WHAT NEEDS TO BE DONE: Below are some entries. Copy each line that holds the string "Persetujuan".

◇ ◇ ◇ ◇ ◇

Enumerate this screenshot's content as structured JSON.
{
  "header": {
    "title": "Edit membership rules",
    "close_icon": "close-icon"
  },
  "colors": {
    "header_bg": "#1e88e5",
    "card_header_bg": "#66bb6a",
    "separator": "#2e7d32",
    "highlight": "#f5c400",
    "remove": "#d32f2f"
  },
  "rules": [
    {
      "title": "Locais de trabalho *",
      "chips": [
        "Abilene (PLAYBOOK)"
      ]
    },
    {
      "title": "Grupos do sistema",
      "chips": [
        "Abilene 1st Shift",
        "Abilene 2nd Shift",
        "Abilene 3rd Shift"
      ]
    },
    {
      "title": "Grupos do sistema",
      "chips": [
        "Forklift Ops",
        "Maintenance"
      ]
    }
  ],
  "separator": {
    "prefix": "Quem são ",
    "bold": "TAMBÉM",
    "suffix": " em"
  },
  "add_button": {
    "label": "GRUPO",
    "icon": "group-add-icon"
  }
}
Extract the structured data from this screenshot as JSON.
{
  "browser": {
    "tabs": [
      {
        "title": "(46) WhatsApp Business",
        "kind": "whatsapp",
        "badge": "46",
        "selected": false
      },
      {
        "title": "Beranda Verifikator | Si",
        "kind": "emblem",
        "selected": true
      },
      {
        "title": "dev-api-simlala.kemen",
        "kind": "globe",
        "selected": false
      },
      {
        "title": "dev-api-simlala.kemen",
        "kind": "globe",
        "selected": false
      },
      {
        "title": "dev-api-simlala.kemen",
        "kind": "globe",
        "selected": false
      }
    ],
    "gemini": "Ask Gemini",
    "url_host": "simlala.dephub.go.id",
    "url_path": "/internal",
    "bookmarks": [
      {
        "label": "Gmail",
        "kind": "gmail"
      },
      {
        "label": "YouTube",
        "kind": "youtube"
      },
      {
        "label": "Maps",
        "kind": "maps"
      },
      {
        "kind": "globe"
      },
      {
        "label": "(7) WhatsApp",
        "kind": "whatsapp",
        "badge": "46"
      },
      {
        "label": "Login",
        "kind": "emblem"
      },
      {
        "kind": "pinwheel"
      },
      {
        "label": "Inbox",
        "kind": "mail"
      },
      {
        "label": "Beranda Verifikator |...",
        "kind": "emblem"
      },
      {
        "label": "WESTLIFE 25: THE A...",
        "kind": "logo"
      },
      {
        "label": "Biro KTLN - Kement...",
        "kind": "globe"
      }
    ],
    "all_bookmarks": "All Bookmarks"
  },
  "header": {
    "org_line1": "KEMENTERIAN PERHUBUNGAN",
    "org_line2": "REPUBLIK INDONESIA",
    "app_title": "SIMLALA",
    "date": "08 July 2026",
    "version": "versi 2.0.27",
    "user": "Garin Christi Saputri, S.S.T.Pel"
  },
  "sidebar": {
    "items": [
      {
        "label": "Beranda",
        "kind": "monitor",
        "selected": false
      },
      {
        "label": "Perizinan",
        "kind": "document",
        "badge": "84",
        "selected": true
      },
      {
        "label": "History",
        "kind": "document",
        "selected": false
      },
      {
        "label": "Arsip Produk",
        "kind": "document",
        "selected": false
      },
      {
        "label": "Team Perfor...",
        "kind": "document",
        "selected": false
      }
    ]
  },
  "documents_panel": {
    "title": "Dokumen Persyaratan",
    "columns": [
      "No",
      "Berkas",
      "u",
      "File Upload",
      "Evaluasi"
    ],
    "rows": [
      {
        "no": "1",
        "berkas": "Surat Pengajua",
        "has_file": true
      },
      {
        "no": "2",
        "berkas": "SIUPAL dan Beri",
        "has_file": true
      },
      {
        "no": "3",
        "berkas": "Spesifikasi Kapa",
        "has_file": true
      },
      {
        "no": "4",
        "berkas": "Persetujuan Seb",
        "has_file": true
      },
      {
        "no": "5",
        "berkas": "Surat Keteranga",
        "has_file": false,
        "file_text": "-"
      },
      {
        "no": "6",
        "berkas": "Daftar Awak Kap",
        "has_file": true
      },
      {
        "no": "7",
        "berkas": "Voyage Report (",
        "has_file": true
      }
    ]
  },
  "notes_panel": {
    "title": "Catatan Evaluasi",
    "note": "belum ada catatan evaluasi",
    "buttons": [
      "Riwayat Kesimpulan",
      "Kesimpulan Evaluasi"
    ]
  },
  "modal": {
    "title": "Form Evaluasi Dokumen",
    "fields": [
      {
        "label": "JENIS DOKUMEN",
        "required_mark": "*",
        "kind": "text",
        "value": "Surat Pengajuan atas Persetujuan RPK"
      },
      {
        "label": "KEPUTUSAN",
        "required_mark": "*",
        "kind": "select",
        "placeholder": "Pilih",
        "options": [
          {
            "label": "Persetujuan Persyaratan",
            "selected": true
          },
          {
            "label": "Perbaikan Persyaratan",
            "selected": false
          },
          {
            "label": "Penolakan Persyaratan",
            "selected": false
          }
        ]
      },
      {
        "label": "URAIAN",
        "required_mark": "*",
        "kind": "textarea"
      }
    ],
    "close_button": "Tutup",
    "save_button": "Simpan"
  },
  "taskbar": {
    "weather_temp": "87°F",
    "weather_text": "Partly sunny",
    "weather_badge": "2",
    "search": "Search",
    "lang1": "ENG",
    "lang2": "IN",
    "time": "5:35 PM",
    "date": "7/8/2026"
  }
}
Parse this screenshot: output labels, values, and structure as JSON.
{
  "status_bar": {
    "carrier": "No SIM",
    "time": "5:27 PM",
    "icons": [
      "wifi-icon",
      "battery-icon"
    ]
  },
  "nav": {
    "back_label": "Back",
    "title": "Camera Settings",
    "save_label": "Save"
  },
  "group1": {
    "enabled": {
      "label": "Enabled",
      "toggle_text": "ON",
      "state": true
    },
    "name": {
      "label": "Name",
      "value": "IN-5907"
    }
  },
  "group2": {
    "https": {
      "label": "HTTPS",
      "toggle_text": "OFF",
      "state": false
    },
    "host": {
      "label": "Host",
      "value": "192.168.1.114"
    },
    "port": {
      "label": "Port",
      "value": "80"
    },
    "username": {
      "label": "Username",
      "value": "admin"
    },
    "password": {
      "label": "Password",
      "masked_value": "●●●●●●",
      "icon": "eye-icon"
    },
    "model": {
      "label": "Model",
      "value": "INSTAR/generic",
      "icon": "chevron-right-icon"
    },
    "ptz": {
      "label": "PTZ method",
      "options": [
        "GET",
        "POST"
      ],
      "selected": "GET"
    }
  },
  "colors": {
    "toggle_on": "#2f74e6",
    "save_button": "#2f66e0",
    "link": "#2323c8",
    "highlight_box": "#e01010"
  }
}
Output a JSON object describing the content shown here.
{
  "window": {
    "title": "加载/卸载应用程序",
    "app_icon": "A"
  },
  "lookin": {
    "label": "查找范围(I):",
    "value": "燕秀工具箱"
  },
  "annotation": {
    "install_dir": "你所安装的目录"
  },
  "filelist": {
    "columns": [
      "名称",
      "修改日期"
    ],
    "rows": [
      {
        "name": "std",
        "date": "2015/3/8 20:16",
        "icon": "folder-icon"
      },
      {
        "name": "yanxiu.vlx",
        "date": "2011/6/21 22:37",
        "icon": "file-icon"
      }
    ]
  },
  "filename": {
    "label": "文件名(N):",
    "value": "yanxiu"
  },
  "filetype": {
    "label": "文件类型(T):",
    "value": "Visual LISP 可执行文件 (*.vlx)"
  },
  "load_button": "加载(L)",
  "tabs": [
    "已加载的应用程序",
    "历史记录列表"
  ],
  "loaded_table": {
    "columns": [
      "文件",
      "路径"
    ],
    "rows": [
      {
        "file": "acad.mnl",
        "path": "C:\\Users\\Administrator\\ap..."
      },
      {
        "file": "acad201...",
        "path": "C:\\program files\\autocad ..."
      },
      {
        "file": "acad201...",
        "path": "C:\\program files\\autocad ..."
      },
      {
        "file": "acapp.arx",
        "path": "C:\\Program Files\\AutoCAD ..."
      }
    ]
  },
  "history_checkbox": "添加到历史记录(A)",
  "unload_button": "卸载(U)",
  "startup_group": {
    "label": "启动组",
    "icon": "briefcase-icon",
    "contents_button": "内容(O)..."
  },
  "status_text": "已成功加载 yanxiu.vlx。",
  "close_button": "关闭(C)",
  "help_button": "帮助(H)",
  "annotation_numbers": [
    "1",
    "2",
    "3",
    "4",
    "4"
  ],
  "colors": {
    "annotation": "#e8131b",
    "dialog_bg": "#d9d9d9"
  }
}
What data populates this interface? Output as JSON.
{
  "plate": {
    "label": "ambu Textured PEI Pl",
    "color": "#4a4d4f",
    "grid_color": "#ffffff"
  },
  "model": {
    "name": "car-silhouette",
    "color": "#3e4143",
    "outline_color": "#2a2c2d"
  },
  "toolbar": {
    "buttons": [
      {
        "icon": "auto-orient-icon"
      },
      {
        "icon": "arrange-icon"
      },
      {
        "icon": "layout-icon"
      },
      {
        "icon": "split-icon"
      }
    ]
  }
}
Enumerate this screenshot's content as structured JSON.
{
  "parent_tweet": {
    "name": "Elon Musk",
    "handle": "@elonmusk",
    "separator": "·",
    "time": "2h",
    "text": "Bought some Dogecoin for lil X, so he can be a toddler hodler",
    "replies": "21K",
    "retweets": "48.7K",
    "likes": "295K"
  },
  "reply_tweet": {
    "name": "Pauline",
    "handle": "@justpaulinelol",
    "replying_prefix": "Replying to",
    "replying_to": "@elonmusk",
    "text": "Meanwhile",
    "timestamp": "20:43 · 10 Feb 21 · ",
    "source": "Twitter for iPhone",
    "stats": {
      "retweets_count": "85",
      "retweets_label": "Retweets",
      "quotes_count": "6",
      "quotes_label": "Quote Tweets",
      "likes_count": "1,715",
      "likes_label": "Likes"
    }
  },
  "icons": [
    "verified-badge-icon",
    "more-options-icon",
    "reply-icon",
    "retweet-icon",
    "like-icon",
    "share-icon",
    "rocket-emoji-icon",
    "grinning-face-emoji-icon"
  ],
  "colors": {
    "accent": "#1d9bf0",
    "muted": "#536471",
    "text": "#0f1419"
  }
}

◇ ◇ ◇ ◇ ◇

ANSWER IN FULL:
        "berkas": "Persetujuan Seb",
        "value": "Surat Pengajuan atas Persetujuan RPK"
            "label": "Persetujuan Persyaratan",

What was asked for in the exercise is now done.